What you have to do: Restate the listing below word for word, omitting any images.

Entries provided:
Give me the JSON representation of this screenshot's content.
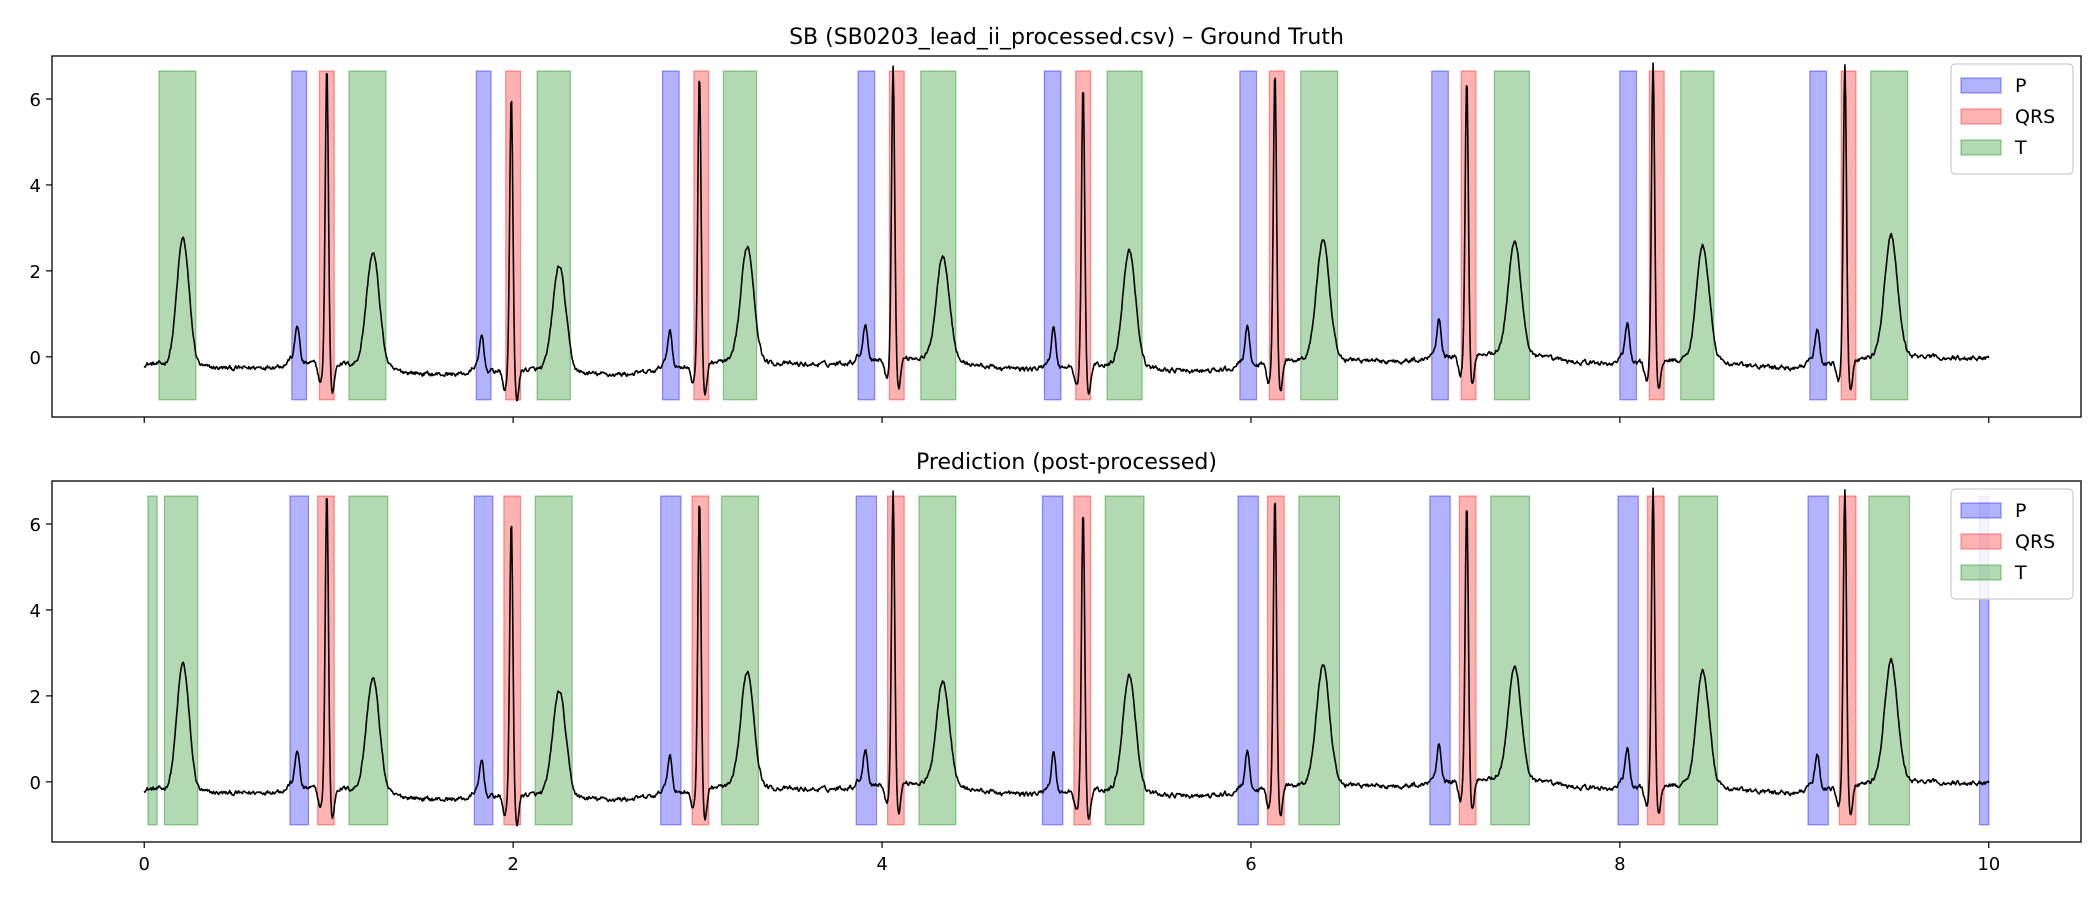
{
  "chart_data": [
    {
      "type": "area",
      "title": "SB (SB0203_lead_ii_processed.csv) – Ground Truth",
      "xlabel": "",
      "ylabel": "",
      "xlim": [
        -0.5,
        10.5
      ],
      "ylim": [
        -1.4,
        7.0
      ],
      "xticks": [
        0,
        2,
        4,
        6,
        8,
        10
      ],
      "yticks": [
        0,
        2,
        4,
        6
      ],
      "show_xtick_labels": false,
      "grid": false,
      "legend_position": "top-right",
      "legend": [
        "P",
        "QRS",
        "T"
      ],
      "band_range": [
        -1.0,
        6.65
      ],
      "segments": {
        "P": [
          [
            0.8,
            0.88
          ],
          [
            1.8,
            1.88
          ],
          [
            2.81,
            2.9
          ],
          [
            3.87,
            3.96
          ],
          [
            4.88,
            4.97
          ],
          [
            5.94,
            6.03
          ],
          [
            6.98,
            7.07
          ],
          [
            8.0,
            8.09
          ],
          [
            9.03,
            9.12
          ]
        ],
        "QRS": [
          [
            0.95,
            1.03
          ],
          [
            1.96,
            2.04
          ],
          [
            2.98,
            3.06
          ],
          [
            4.04,
            4.12
          ],
          [
            5.05,
            5.13
          ],
          [
            6.1,
            6.18
          ],
          [
            7.14,
            7.22
          ],
          [
            8.16,
            8.24
          ],
          [
            9.2,
            9.28
          ]
        ],
        "T": [
          [
            0.08,
            0.28
          ],
          [
            1.11,
            1.31
          ],
          [
            2.13,
            2.31
          ],
          [
            3.14,
            3.32
          ],
          [
            4.21,
            4.4
          ],
          [
            5.22,
            5.41
          ],
          [
            6.27,
            6.47
          ],
          [
            7.32,
            7.51
          ],
          [
            8.33,
            8.51
          ],
          [
            9.36,
            9.56
          ]
        ]
      },
      "beats": [
        {
          "p": 0.83,
          "r": 0.99,
          "t": 1.24,
          "pa": 0.5,
          "ra": 6.6,
          "ta": 2.35
        },
        {
          "p": 1.83,
          "r": 1.99,
          "t": 2.25,
          "pa": 0.45,
          "ra": 6.1,
          "ta": 2.15
        },
        {
          "p": 2.85,
          "r": 3.01,
          "t": 3.27,
          "pa": 0.5,
          "ra": 6.45,
          "ta": 2.38
        },
        {
          "p": 3.91,
          "r": 4.06,
          "t": 4.33,
          "pa": 0.45,
          "ra": 6.45,
          "ta": 2.15
        },
        {
          "p": 4.93,
          "r": 5.09,
          "t": 5.34,
          "pa": 0.5,
          "ra": 6.2,
          "ta": 2.4
        },
        {
          "p": 5.98,
          "r": 6.13,
          "t": 6.39,
          "pa": 0.5,
          "ra": 6.45,
          "ta": 2.45
        },
        {
          "p": 7.02,
          "r": 7.17,
          "t": 7.43,
          "pa": 0.5,
          "ra": 6.1,
          "ta": 2.3
        },
        {
          "p": 8.04,
          "r": 8.18,
          "t": 8.45,
          "pa": 0.5,
          "ra": 6.6,
          "ta": 2.38
        },
        {
          "p": 9.07,
          "r": 9.22,
          "t": 9.47,
          "pa": 0.45,
          "ra": 6.6,
          "ta": 2.5
        }
      ],
      "initial_t_wave": {
        "t": 0.21,
        "ta": 2.65
      }
    },
    {
      "type": "area",
      "title": "Prediction (post-processed)",
      "xlabel": "",
      "ylabel": "",
      "xlim": [
        -0.5,
        10.5
      ],
      "ylim": [
        -1.4,
        7.0
      ],
      "xticks": [
        0,
        2,
        4,
        6,
        8,
        10
      ],
      "yticks": [
        0,
        2,
        4,
        6
      ],
      "show_xtick_labels": true,
      "grid": false,
      "legend_position": "top-right",
      "legend": [
        "P",
        "QRS",
        "T"
      ],
      "band_range": [
        -1.0,
        6.65
      ],
      "segments": {
        "P": [
          [
            0.79,
            0.89
          ],
          [
            1.79,
            1.89
          ],
          [
            2.8,
            2.91
          ],
          [
            3.86,
            3.97
          ],
          [
            4.87,
            4.98
          ],
          [
            5.93,
            6.04
          ],
          [
            6.97,
            7.08
          ],
          [
            7.99,
            8.1
          ],
          [
            9.02,
            9.13
          ],
          [
            9.95,
            10.0
          ]
        ],
        "QRS": [
          [
            0.94,
            1.03
          ],
          [
            1.95,
            2.04
          ],
          [
            2.97,
            3.06
          ],
          [
            4.03,
            4.12
          ],
          [
            5.04,
            5.13
          ],
          [
            6.09,
            6.18
          ],
          [
            7.13,
            7.22
          ],
          [
            8.15,
            8.24
          ],
          [
            9.19,
            9.28
          ]
        ],
        "T": [
          [
            0.02,
            0.07
          ],
          [
            0.11,
            0.29
          ],
          [
            1.11,
            1.32
          ],
          [
            2.12,
            2.32
          ],
          [
            3.13,
            3.33
          ],
          [
            4.2,
            4.4
          ],
          [
            5.21,
            5.42
          ],
          [
            6.26,
            6.48
          ],
          [
            7.3,
            7.51
          ],
          [
            8.32,
            8.53
          ],
          [
            9.35,
            9.57
          ]
        ]
      },
      "beats": [
        {
          "p": 0.83,
          "r": 0.99,
          "t": 1.24,
          "pa": 0.5,
          "ra": 6.6,
          "ta": 2.35
        },
        {
          "p": 1.83,
          "r": 1.99,
          "t": 2.25,
          "pa": 0.45,
          "ra": 6.1,
          "ta": 2.15
        },
        {
          "p": 2.85,
          "r": 3.01,
          "t": 3.27,
          "pa": 0.5,
          "ra": 6.45,
          "ta": 2.38
        },
        {
          "p": 3.91,
          "r": 4.06,
          "t": 4.33,
          "pa": 0.45,
          "ra": 6.45,
          "ta": 2.15
        },
        {
          "p": 4.93,
          "r": 5.09,
          "t": 5.34,
          "pa": 0.5,
          "ra": 6.2,
          "ta": 2.4
        },
        {
          "p": 5.98,
          "r": 6.13,
          "t": 6.39,
          "pa": 0.5,
          "ra": 6.45,
          "ta": 2.45
        },
        {
          "p": 7.02,
          "r": 7.17,
          "t": 7.43,
          "pa": 0.5,
          "ra": 6.1,
          "ta": 2.3
        },
        {
          "p": 8.04,
          "r": 8.18,
          "t": 8.45,
          "pa": 0.5,
          "ra": 6.6,
          "ta": 2.38
        },
        {
          "p": 9.07,
          "r": 9.22,
          "t": 9.47,
          "pa": 0.45,
          "ra": 6.6,
          "ta": 2.5
        }
      ],
      "initial_t_wave": {
        "t": 0.21,
        "ta": 2.65
      }
    }
  ],
  "colors": {
    "P_fill": "#0000ff",
    "P_edge": "#0000ff",
    "QRS_fill": "#ff0000",
    "QRS_edge": "#ff0000",
    "T_fill": "#008000",
    "T_edge": "#008000",
    "signal": "#000000",
    "axes": "#000000",
    "legend_border": "#cccccc"
  }
}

Solution to the problem:
Give me the JSON representation of this screenshot's content.
{
  "chart_data": [
    {
      "type": "area",
      "title": "SB (SB0203_lead_ii_processed.csv) – Ground Truth",
      "xlabel": "",
      "ylabel": "",
      "xlim": [
        -0.5,
        10.5
      ],
      "ylim": [
        -1.4,
        7.0
      ],
      "xticks": [
        0,
        2,
        4,
        6,
        8,
        10
      ],
      "yticks": [
        0,
        2,
        4,
        6
      ],
      "show_xtick_labels": false,
      "grid": false,
      "legend_position": "top-right",
      "legend": [
        "P",
        "QRS",
        "T"
      ],
      "band_range": [
        -1.0,
        6.65
      ],
      "segments": {
        "P": [
          [
            0.8,
            0.88
          ],
          [
            1.8,
            1.88
          ],
          [
            2.81,
            2.9
          ],
          [
            3.87,
            3.96
          ],
          [
            4.88,
            4.97
          ],
          [
            5.94,
            6.03
          ],
          [
            6.98,
            7.07
          ],
          [
            8.0,
            8.09
          ],
          [
            9.03,
            9.12
          ]
        ],
        "QRS": [
          [
            0.95,
            1.03
          ],
          [
            1.96,
            2.04
          ],
          [
            2.98,
            3.06
          ],
          [
            4.04,
            4.12
          ],
          [
            5.05,
            5.13
          ],
          [
            6.1,
            6.18
          ],
          [
            7.14,
            7.22
          ],
          [
            8.16,
            8.24
          ],
          [
            9.2,
            9.28
          ]
        ],
        "T": [
          [
            0.08,
            0.28
          ],
          [
            1.11,
            1.31
          ],
          [
            2.13,
            2.31
          ],
          [
            3.14,
            3.32
          ],
          [
            4.21,
            4.4
          ],
          [
            5.22,
            5.41
          ],
          [
            6.27,
            6.47
          ],
          [
            7.32,
            7.51
          ],
          [
            8.33,
            8.51
          ],
          [
            9.36,
            9.56
          ]
        ]
      },
      "beats": [
        {
          "p": 0.83,
          "r": 0.99,
          "t": 1.24,
          "pa": 0.5,
          "ra": 6.6,
          "ta": 2.35
        },
        {
          "p": 1.83,
          "r": 1.99,
          "t": 2.25,
          "pa": 0.45,
          "ra": 6.1,
          "ta": 2.15
        },
        {
          "p": 2.85,
          "r": 3.01,
          "t": 3.27,
          "pa": 0.5,
          "ra": 6.45,
          "ta": 2.38
        },
        {
          "p": 3.91,
          "r": 4.06,
          "t": 4.33,
          "pa": 0.45,
          "ra": 6.45,
          "ta": 2.15
        },
        {
          "p": 4.93,
          "r": 5.09,
          "t": 5.34,
          "pa": 0.5,
          "ra": 6.2,
          "ta": 2.4
        },
        {
          "p": 5.98,
          "r": 6.13,
          "t": 6.39,
          "pa": 0.5,
          "ra": 6.45,
          "ta": 2.45
        },
        {
          "p": 7.02,
          "r": 7.17,
          "t": 7.43,
          "pa": 0.5,
          "ra": 6.1,
          "ta": 2.3
        },
        {
          "p": 8.04,
          "r": 8.18,
          "t": 8.45,
          "pa": 0.5,
          "ra": 6.6,
          "ta": 2.38
        },
        {
          "p": 9.07,
          "r": 9.22,
          "t": 9.47,
          "pa": 0.45,
          "ra": 6.6,
          "ta": 2.5
        }
      ],
      "initial_t_wave": {
        "t": 0.21,
        "ta": 2.65
      }
    },
    {
      "type": "area",
      "title": "Prediction (post-processed)",
      "xlabel": "",
      "ylabel": "",
      "xlim": [
        -0.5,
        10.5
      ],
      "ylim": [
        -1.4,
        7.0
      ],
      "xticks": [
        0,
        2,
        4,
        6,
        8,
        10
      ],
      "yticks": [
        0,
        2,
        4,
        6
      ],
      "show_xtick_labels": true,
      "grid": false,
      "legend_position": "top-right",
      "legend": [
        "P",
        "QRS",
        "T"
      ],
      "band_range": [
        -1.0,
        6.65
      ],
      "segments": {
        "P": [
          [
            0.79,
            0.89
          ],
          [
            1.79,
            1.89
          ],
          [
            2.8,
            2.91
          ],
          [
            3.86,
            3.97
          ],
          [
            4.87,
            4.98
          ],
          [
            5.93,
            6.04
          ],
          [
            6.97,
            7.08
          ],
          [
            7.99,
            8.1
          ],
          [
            9.02,
            9.13
          ],
          [
            9.95,
            10.0
          ]
        ],
        "QRS": [
          [
            0.94,
            1.03
          ],
          [
            1.95,
            2.04
          ],
          [
            2.97,
            3.06
          ],
          [
            4.03,
            4.12
          ],
          [
            5.04,
            5.13
          ],
          [
            6.09,
            6.18
          ],
          [
            7.13,
            7.22
          ],
          [
            8.15,
            8.24
          ],
          [
            9.19,
            9.28
          ]
        ],
        "T": [
          [
            0.02,
            0.07
          ],
          [
            0.11,
            0.29
          ],
          [
            1.11,
            1.32
          ],
          [
            2.12,
            2.32
          ],
          [
            3.13,
            3.33
          ],
          [
            4.2,
            4.4
          ],
          [
            5.21,
            5.42
          ],
          [
            6.26,
            6.48
          ],
          [
            7.3,
            7.51
          ],
          [
            8.32,
            8.53
          ],
          [
            9.35,
            9.57
          ]
        ]
      },
      "beats": [
        {
          "p": 0.83,
          "r": 0.99,
          "t": 1.24,
          "pa": 0.5,
          "ra": 6.6,
          "ta": 2.35
        },
        {
          "p": 1.83,
          "r": 1.99,
          "t": 2.25,
          "pa": 0.45,
          "ra": 6.1,
          "ta": 2.15
        },
        {
          "p": 2.85,
          "r": 3.01,
          "t": 3.27,
          "pa": 0.5,
          "ra": 6.45,
          "ta": 2.38
        },
        {
          "p": 3.91,
          "r": 4.06,
          "t": 4.33,
          "pa": 0.45,
          "ra": 6.45,
          "ta": 2.15
        },
        {
          "p": 4.93,
          "r": 5.09,
          "t": 5.34,
          "pa": 0.5,
          "ra": 6.2,
          "ta": 2.4
        },
        {
          "p": 5.98,
          "r": 6.13,
          "t": 6.39,
          "pa": 0.5,
          "ra": 6.45,
          "ta": 2.45
        },
        {
          "p": 7.02,
          "r": 7.17,
          "t": 7.43,
          "pa": 0.5,
          "ra": 6.1,
          "ta": 2.3
        },
        {
          "p": 8.04,
          "r": 8.18,
          "t": 8.45,
          "pa": 0.5,
          "ra": 6.6,
          "ta": 2.38
        },
        {
          "p": 9.07,
          "r": 9.22,
          "t": 9.47,
          "pa": 0.45,
          "ra": 6.6,
          "ta": 2.5
        }
      ],
      "initial_t_wave": {
        "t": 0.21,
        "ta": 2.65
      }
    }
  ],
  "colors": {
    "P_fill": "#0000ff",
    "P_edge": "#0000ff",
    "QRS_fill": "#ff0000",
    "QRS_edge": "#ff0000",
    "T_fill": "#008000",
    "T_edge": "#008000",
    "signal": "#000000",
    "axes": "#000000",
    "legend_border": "#cccccc"
  }
}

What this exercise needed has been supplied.